#### Your instructions:
Each entry below must be repeated word for word.

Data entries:
....
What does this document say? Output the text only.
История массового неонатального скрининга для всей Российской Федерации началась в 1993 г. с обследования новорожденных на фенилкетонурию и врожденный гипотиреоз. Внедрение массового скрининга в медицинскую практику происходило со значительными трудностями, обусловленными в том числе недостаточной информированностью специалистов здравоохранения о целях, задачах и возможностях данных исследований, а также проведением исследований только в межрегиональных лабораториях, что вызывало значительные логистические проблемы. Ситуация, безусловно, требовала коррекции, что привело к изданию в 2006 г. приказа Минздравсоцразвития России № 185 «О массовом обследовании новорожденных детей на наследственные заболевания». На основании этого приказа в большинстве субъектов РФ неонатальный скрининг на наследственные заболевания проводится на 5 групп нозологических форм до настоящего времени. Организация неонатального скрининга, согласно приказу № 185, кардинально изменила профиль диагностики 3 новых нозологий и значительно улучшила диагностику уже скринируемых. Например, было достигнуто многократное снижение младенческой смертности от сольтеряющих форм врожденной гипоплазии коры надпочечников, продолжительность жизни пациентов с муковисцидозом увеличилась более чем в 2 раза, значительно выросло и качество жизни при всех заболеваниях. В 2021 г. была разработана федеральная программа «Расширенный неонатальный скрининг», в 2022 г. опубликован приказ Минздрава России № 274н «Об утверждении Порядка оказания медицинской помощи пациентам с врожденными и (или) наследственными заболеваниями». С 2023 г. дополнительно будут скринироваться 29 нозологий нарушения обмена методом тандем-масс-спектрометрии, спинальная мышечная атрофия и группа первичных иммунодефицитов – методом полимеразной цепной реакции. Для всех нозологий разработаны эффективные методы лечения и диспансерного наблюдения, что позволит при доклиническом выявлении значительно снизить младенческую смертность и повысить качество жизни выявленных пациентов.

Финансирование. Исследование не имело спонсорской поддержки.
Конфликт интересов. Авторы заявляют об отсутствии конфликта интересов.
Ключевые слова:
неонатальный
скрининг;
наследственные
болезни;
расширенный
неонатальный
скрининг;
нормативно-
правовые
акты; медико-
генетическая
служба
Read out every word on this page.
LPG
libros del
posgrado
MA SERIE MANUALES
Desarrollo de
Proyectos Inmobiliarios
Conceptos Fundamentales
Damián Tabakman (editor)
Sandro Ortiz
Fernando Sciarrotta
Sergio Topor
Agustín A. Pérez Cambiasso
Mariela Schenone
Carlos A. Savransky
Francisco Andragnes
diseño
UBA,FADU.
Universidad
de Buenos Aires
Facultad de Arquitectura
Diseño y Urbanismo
....
#### Response:
What does this document say? Output the text only.
История массового неонатального скрининга для всей Российской Федерации началась в 1993 г. с обследования новорожденных на фенилкетонурию и врожденный гипотиреоз. Внедрение массового скрининга в медицинскую практику происходило со значительными трудностями, обусловленными в том числе недостаточной информированностью специалистов здравоохранения о целях, задачах и возможностях данных исследований, а также проведением исследований только в межрегиональных лабораториях, что вызывало значительные логистические проблемы. Ситуация, безусловно, требовала коррекции, что привело к изданию в 2006 г. приказа Минздравсоцразвития России № 185 «О массовом обследовании новорожденных детей на наследственные заболевания». На основании этого приказа в большинстве субъектов РФ неонатальный скрининг на наследственные заболевания проводится на 5 групп нозологических форм до настоящего времени. Организация неонатального скрининга, согласно приказу № 185, кардинально изменила профиль диагностики 3 новых нозологий и значительно улучшила диагностику уже скринируемых. Например, было достигнуто многократное снижение младенческой смертности от сольтеряющих форм врожденной гипоплазии коры надпочечников, продолжительность жизни пациентов с муковисцидозом увеличилась более чем в 2 раза, значительно выросло и качество жизни при всех заболеваниях. В 2021 г. была разработана федеральная программа «Расширенный неонатальный скрининг», в 2022 г. опубликован приказ Минздрава России № 274н «Об утверждении Порядка оказания медицинской помощи пациентам с врожденными и (или) наследственными заболеваниями». С 2023 г. дополнительно будут скринироваться 29 нозологий нарушения обмена методом тандем-масс-спектрометрии, спинальная мышечная атрофия и группа первичных иммунодефицитов – методом полимеразной цепной реакции. Для всех нозологий разработаны эффективные методы лечения и диспансерного наблюдения, что позволит при доклиническом выявлении значительно снизить младенческую смертность и повысить качество жизни выявленных пациентов.

Финансирование. Исследование не имело спонсорской поддержки.
Конфликт интересов. Авторы заявляют об отсутствии конфликта интересов.
Ключевые слова:
неонатальный
скрининг;
наследственные
болезни;
расширенный
неонатальный
скрининг;
нормативно-
правовые
акты; медико-
генетическая
служба
Read out every word on this page.
LPG
libros del
posgrado
MA SERIE MANUALES
Desarrollo de
Proyectos Inmobiliarios
Conceptos Fundamentales
Damián Tabakman (editor)
Sandro Ortiz
Fernando Sciarrotta
Sergio Topor
Agustín A. Pérez Cambiasso
Mariela Schenone
Carlos A. Savransky
Francisco Andragnes
diseño
UBA,FADU.
Universidad
de Buenos Aires
Facultad de Arquitectura
Diseño y Urbanismo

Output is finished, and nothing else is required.